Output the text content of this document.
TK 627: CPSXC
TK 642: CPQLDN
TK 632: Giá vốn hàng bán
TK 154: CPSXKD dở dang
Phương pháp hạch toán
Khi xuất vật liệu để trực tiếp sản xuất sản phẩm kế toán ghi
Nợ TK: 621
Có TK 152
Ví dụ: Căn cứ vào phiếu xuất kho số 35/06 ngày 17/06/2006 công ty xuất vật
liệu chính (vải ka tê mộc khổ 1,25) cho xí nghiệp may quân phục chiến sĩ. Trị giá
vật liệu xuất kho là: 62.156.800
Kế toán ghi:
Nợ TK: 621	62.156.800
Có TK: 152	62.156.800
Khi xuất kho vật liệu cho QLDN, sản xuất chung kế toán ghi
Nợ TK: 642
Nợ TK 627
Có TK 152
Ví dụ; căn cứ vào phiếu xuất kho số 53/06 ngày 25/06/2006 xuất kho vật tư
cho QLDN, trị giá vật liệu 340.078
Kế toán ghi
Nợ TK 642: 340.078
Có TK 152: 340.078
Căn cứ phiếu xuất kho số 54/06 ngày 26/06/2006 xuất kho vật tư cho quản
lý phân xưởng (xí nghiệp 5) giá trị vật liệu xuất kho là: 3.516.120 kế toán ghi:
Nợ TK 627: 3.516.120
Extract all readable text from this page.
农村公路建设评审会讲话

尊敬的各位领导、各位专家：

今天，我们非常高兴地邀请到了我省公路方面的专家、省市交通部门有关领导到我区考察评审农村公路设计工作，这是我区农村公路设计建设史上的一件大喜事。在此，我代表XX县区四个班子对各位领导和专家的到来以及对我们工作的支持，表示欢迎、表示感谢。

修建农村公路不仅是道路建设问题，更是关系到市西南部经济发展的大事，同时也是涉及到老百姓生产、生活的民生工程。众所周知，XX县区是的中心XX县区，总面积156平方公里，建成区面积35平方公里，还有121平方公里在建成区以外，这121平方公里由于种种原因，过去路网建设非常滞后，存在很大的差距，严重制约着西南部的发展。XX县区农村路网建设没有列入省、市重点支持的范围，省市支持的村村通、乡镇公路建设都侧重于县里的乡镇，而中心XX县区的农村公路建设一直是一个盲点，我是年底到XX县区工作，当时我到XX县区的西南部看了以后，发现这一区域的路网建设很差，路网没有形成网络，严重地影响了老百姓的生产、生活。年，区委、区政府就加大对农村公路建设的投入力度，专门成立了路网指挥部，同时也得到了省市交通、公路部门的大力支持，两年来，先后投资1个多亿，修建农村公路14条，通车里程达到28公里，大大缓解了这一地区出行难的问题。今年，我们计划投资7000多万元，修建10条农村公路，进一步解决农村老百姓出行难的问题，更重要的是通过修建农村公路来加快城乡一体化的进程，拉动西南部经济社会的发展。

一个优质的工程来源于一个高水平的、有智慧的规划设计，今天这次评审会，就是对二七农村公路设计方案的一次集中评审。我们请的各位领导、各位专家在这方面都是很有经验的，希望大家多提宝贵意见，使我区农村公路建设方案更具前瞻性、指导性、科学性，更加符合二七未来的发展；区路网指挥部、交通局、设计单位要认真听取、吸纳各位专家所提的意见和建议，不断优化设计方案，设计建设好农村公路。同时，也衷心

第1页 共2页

- - -

=== The request ===
Give only the number of lines in the data that hold the word "toán".

=== Answer to the exercise ===
6